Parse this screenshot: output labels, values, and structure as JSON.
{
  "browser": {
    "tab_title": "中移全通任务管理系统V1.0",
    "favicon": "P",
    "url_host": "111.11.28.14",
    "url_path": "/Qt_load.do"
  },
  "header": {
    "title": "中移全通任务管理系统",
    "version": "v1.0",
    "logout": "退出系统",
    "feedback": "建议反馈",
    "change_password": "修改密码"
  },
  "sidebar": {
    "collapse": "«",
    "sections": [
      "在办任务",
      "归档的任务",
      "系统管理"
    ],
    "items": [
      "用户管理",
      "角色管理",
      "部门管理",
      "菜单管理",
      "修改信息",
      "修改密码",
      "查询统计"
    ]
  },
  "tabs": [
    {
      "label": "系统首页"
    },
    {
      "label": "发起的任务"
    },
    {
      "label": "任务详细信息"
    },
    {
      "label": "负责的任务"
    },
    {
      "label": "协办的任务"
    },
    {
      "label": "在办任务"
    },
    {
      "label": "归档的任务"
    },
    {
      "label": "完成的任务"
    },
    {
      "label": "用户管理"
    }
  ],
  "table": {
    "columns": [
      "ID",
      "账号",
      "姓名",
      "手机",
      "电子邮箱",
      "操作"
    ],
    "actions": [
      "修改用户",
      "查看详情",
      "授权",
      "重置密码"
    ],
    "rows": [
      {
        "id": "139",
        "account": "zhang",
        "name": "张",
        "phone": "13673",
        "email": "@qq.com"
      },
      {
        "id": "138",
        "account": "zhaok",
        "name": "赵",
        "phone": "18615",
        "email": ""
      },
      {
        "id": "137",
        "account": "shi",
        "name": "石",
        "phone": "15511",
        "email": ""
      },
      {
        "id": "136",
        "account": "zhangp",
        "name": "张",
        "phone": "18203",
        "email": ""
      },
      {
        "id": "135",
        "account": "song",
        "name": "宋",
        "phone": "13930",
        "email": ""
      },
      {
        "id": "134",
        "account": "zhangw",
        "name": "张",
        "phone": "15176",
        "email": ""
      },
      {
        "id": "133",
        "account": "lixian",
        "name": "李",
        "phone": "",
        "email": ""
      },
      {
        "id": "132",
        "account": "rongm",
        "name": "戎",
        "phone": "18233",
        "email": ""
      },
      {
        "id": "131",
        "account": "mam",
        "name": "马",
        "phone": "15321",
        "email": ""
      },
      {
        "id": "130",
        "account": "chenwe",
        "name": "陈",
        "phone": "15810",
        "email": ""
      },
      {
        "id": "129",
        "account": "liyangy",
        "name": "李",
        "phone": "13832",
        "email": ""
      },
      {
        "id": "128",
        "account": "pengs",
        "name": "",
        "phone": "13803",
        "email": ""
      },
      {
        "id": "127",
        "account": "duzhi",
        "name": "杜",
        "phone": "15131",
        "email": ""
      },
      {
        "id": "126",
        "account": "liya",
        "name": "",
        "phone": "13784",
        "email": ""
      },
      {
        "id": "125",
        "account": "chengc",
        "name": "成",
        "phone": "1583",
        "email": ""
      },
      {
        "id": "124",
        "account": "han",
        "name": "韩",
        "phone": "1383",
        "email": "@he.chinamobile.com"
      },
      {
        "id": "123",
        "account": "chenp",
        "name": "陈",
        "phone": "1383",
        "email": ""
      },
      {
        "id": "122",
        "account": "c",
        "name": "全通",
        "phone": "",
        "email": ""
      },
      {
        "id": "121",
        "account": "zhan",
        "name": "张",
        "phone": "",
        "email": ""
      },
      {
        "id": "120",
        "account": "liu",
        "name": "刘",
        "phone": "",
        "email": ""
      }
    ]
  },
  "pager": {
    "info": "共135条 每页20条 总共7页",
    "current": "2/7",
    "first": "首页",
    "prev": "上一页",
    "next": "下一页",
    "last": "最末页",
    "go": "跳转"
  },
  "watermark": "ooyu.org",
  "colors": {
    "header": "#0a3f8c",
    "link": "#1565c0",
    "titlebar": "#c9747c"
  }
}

++++++++++++++++++++

- TASK OBJECTIVE -
Send back every record, precisely as written.

- CORRECT OUTPUT -
Parse this screenshot: output labels, values, and structure as JSON.
{
  "browser": {
    "tab_title": "中移全通任务管理系统V1.0",
    "favicon": "P",
    "url_host": "111.11.28.14",
    "url_path": "/Qt_load.do"
  },
  "header": {
    "title": "中移全通任务管理系统",
    "version": "v1.0",
    "logout": "退出系统",
    "feedback": "建议反馈",
    "change_password": "修改密码"
  },
  "sidebar": {
    "collapse": "«",
    "sections": [
      "在办任务",
      "归档的任务",
      "系统管理"
    ],
    "items": [
      "用户管理",
      "角色管理",
      "部门管理",
      "菜单管理",
      "修改信息",
      "修改密码",
      "查询统计"
    ]
  },
  "tabs": [
    {
      "label": "系统首页"
    },
    {
      "label": "发起的任务"
    },
    {
      "label": "任务详细信息"
    },
    {
      "label": "负责的任务"
    },
    {
      "label": "协办的任务"
    },
    {
      "label": "在办任务"
    },
    {
      "label": "归档的任务"
    },
    {
      "label": "完成的任务"
    },
    {
      "label": "用户管理"
    }
  ],
  "table": {
    "columns": [
      "ID",
      "账号",
      "姓名",
      "手机",
      "电子邮箱",
      "操作"
    ],
    "actions": [
      "修改用户",
      "查看详情",
      "授权",
      "重置密码"
    ],
    "rows": [
      {
        "id": "139",
        "account": "zhang",
        "name": "张",
        "phone": "13673",
        "email": "@qq.com"
      },
      {
        "id": "138",
        "account": "zhaok",
        "name": "赵",
        "phone": "18615",
        "email": ""
      },
      {
        "id": "137",
        "account": "shi",
        "name": "石",
        "phone": "15511",
        "email": ""
      },
      {
        "id": "136",
        "account": "zhangp",
        "name": "张",
        "phone": "18203",
        "email": ""
      },
      {
        "id": "135",
        "account": "song",
        "name": "宋",
        "phone": "13930",
        "email": ""
      },
      {
        "id": "134",
        "account": "zhangw",
        "name": "张",
        "phone": "15176",
        "email": ""
      },
      {
        "id": "133",
        "account": "lixian",
        "name": "李",
        "phone": "",
        "email": ""
      },
      {
        "id": "132",
        "account": "rongm",
        "name": "戎",
        "phone": "18233",
        "email": ""
      },
      {
        "id": "131",
        "account": "mam",
        "name": "马",
        "phone": "15321",
        "email": ""
      },
      {
        "id": "130",
        "account": "chenwe",
        "name": "陈",
        "phone": "15810",
        "email": ""
      },
      {
        "id": "129",
        "account": "liyangy",
        "name": "李",
        "phone": "13832",
        "email": ""
      },
      {
        "id": "128",
        "account": "pengs",
        "name": "",
        "phone": "13803",
        "email": ""
      },
      {
        "id": "127",
        "account": "duzhi",
        "name": "杜",
        "phone": "15131",
        "email": ""
      },
      {
        "id": "126",
        "account": "liya",
        "name": "",
        "phone": "13784",
        "email": ""
      },
      {
        "id": "125",
        "account": "chengc",
        "name": "成",
        "phone": "1583",
        "email": ""
      },
      {
        "id": "124",
        "account": "han",
        "name": "韩",
        "phone": "1383",
        "email": "@he.chinamobile.com"
      },
      {
        "id": "123",
        "account": "chenp",
        "name": "陈",
        "phone": "1383",
        "email": ""
      },
      {
        "id": "122",
        "account": "c",
        "name": "全通",
        "phone": "",
        "email": ""
      },
      {
        "id": "121",
        "account": "zhan",
        "name": "张",
        "phone": "",
        "email": ""
      },
      {
        "id": "120",
        "account": "liu",
        "name": "刘",
        "phone": "",
        "email": ""
      }
    ]
  },
  "pager": {
    "info": "共135条 每页20条 总共7页",
    "current": "2/7",
    "first": "首页",
    "prev": "上一页",
    "next": "下一页",
    "last": "最末页",
    "go": "跳转"
  },
  "watermark": "ooyu.org",
  "colors": {
    "header": "#0a3f8c",
    "link": "#1565c0",
    "titlebar": "#c9747c"
  }
}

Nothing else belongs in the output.